##### RECORD EXTRACTS #####

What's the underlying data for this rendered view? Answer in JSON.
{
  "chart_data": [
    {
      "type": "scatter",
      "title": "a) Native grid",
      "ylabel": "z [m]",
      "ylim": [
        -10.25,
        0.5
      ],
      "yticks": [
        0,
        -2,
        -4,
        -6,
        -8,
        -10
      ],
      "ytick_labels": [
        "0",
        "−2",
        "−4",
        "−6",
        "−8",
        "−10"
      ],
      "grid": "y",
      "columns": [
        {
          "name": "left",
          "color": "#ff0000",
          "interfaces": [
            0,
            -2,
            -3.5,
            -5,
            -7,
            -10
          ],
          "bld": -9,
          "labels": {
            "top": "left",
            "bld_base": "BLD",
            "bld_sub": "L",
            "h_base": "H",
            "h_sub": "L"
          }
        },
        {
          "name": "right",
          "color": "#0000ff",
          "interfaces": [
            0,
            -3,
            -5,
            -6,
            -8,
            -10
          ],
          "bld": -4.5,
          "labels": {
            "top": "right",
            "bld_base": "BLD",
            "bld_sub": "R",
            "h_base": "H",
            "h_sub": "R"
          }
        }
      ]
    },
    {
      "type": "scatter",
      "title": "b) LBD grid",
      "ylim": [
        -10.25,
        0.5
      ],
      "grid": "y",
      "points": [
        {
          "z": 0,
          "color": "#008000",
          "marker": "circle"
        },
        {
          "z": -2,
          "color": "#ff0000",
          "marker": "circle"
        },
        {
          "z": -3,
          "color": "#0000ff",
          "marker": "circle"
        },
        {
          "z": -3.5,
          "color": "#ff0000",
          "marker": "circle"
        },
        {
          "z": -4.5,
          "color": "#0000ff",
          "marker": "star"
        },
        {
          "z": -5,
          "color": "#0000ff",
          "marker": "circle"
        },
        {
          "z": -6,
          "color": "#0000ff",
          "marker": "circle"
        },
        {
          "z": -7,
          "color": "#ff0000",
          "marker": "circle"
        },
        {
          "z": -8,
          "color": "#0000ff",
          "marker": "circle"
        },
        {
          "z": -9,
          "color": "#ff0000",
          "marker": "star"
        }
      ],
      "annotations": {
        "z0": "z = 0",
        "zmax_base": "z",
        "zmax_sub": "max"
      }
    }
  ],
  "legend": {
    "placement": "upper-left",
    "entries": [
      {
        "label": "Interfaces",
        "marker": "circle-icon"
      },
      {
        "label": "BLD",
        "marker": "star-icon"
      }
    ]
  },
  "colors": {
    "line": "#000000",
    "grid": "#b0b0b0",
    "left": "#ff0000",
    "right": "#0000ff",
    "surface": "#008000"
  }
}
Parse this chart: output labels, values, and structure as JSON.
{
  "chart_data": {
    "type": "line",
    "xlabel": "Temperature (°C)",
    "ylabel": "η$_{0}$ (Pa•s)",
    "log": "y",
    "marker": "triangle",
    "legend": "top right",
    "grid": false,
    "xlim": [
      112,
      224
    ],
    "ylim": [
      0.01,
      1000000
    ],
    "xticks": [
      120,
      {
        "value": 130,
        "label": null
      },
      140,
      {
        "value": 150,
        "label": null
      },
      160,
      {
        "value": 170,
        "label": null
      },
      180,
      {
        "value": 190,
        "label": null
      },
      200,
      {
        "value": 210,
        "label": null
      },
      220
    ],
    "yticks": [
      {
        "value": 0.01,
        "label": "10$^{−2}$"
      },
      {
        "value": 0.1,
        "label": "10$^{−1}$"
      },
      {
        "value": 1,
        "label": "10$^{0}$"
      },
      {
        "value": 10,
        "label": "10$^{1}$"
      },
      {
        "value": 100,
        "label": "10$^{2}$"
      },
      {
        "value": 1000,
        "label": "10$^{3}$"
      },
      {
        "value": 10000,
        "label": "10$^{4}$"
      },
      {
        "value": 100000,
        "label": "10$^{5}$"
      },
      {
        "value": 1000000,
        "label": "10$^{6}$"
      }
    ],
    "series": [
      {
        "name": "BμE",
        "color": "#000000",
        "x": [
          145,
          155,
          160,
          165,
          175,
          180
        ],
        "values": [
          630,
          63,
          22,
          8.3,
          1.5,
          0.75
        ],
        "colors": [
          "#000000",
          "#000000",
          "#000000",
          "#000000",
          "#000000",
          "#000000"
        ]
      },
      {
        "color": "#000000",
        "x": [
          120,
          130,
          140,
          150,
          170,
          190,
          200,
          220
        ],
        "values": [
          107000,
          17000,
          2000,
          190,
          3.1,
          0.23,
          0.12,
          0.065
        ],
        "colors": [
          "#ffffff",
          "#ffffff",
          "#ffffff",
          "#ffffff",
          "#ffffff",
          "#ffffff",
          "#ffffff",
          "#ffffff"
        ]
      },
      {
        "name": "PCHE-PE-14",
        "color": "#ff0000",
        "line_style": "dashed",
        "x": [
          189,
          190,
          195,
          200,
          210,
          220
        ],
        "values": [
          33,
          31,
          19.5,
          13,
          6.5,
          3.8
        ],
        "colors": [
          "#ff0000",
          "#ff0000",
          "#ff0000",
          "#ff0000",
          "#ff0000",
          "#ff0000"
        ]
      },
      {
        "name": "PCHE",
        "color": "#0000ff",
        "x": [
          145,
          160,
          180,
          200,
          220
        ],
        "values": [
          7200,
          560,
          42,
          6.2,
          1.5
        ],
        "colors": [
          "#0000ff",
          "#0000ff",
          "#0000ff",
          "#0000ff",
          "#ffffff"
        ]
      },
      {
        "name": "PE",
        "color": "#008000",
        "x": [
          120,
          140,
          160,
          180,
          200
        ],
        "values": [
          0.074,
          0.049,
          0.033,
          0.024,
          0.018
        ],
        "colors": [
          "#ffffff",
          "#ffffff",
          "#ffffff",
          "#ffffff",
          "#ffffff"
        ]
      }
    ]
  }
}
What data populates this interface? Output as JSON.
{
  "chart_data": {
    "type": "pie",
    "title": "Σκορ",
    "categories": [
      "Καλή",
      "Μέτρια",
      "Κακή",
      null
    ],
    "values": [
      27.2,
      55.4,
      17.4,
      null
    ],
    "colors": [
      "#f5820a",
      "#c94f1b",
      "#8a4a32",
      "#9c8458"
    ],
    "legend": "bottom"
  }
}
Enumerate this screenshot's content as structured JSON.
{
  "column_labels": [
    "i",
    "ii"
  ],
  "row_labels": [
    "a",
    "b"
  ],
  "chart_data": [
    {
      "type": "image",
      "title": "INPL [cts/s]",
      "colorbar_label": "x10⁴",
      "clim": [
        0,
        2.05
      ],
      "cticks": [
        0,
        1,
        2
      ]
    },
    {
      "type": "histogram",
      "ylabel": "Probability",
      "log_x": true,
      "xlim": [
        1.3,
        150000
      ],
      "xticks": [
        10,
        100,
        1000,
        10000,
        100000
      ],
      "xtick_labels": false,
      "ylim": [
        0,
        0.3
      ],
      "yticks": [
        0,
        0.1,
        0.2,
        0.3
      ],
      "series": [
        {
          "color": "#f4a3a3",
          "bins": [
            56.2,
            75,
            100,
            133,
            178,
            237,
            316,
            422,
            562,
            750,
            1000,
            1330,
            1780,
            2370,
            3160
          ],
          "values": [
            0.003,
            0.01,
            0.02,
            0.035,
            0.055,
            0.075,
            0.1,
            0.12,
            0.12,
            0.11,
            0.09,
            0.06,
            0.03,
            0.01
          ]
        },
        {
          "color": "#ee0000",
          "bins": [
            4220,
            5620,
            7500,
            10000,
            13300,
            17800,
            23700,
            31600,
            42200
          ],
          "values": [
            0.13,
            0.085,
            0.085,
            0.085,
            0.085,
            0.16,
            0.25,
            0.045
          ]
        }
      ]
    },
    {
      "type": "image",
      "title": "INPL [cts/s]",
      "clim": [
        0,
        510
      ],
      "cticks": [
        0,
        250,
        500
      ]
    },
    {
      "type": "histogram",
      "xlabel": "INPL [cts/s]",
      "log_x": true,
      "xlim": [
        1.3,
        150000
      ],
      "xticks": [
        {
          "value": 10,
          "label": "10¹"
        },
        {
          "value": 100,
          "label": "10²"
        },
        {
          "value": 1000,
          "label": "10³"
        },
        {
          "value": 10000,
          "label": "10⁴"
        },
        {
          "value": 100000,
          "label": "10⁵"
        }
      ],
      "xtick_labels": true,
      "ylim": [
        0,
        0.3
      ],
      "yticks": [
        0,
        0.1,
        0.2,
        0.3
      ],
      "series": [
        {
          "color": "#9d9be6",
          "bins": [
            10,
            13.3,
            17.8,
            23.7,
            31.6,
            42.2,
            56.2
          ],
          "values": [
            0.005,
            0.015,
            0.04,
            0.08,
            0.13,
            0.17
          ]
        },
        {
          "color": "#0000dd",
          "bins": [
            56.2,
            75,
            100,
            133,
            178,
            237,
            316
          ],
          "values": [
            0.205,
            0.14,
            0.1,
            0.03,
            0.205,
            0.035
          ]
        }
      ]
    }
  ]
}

#####

• YOUR TASK: Which lines include the word "grid"? Copy every one of them.

• FINISHED ANSWER:
      "title": "a) Native grid",
      "grid": "y",
      "title": "b) LBD grid",
      "grid": "y",
    "grid": "#b0b0b0",
    "grid": false,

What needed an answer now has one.